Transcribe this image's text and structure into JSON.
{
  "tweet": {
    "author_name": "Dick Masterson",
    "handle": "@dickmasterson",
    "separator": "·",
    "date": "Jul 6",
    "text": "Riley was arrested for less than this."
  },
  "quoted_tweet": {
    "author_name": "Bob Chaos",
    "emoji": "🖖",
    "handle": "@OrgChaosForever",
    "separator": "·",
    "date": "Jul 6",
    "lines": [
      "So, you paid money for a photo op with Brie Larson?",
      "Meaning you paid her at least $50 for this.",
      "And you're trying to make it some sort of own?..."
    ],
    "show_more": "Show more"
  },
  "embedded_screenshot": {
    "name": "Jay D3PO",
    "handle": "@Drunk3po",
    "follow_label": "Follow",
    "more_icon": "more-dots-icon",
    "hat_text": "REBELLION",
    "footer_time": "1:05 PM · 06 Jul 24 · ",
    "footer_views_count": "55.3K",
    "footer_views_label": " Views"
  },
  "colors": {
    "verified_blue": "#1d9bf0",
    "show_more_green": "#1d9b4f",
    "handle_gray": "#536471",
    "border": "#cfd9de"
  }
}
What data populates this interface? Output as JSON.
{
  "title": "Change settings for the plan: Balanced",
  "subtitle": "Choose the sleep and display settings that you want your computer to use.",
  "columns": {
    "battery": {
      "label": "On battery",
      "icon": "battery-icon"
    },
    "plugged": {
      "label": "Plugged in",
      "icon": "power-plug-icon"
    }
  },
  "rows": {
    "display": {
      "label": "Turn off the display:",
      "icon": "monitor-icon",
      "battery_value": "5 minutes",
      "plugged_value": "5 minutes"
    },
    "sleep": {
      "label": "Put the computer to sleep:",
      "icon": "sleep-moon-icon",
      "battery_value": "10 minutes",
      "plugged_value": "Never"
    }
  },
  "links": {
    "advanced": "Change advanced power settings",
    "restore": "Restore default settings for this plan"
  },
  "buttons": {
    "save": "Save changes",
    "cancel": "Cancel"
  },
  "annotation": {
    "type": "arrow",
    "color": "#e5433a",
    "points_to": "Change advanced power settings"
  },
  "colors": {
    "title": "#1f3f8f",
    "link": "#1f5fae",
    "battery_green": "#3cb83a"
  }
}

*Problem to solve*: Could you reproduce every record above exactly as it appears?

*Response for this exercise*:
Transcribe this image's text and structure into JSON.
{
  "tweet": {
    "author_name": "Dick Masterson",
    "handle": "@dickmasterson",
    "separator": "·",
    "date": "Jul 6",
    "text": "Riley was arrested for less than this."
  },
  "quoted_tweet": {
    "author_name": "Bob Chaos",
    "emoji": "🖖",
    "handle": "@OrgChaosForever",
    "separator": "·",
    "date": "Jul 6",
    "lines": [
      "So, you paid money for a photo op with Brie Larson?",
      "Meaning you paid her at least $50 for this.",
      "And you're trying to make it some sort of own?..."
    ],
    "show_more": "Show more"
  },
  "embedded_screenshot": {
    "name": "Jay D3PO",
    "handle": "@Drunk3po",
    "follow_label": "Follow",
    "more_icon": "more-dots-icon",
    "hat_text": "REBELLION",
    "footer_time": "1:05 PM · 06 Jul 24 · ",
    "footer_views_count": "55.3K",
    "footer_views_label": " Views"
  },
  "colors": {
    "verified_blue": "#1d9bf0",
    "show_more_green": "#1d9b4f",
    "handle_gray": "#536471",
    "border": "#cfd9de"
  }
}
What data populates this interface? Output as JSON.
{
  "title": "Change settings for the plan: Balanced",
  "subtitle": "Choose the sleep and display settings that you want your computer to use.",
  "columns": {
    "battery": {
      "label": "On battery",
      "icon": "battery-icon"
    },
    "plugged": {
      "label": "Plugged in",
      "icon": "power-plug-icon"
    }
  },
  "rows": {
    "display": {
      "label": "Turn off the display:",
      "icon": "monitor-icon",
      "battery_value": "5 minutes",
      "plugged_value": "5 minutes"
    },
    "sleep": {
      "label": "Put the computer to sleep:",
      "icon": "sleep-moon-icon",
      "battery_value": "10 minutes",
      "plugged_value": "Never"
    }
  },
  "links": {
    "advanced": "Change advanced power settings",
    "restore": "Restore default settings for this plan"
  },
  "buttons": {
    "save": "Save changes",
    "cancel": "Cancel"
  },
  "annotation": {
    "type": "arrow",
    "color": "#e5433a",
    "points_to": "Change advanced power settings"
  },
  "colors": {
    "title": "#1f3f8f",
    "link": "#1f5fae",
    "battery_green": "#3cb83a"
  }
}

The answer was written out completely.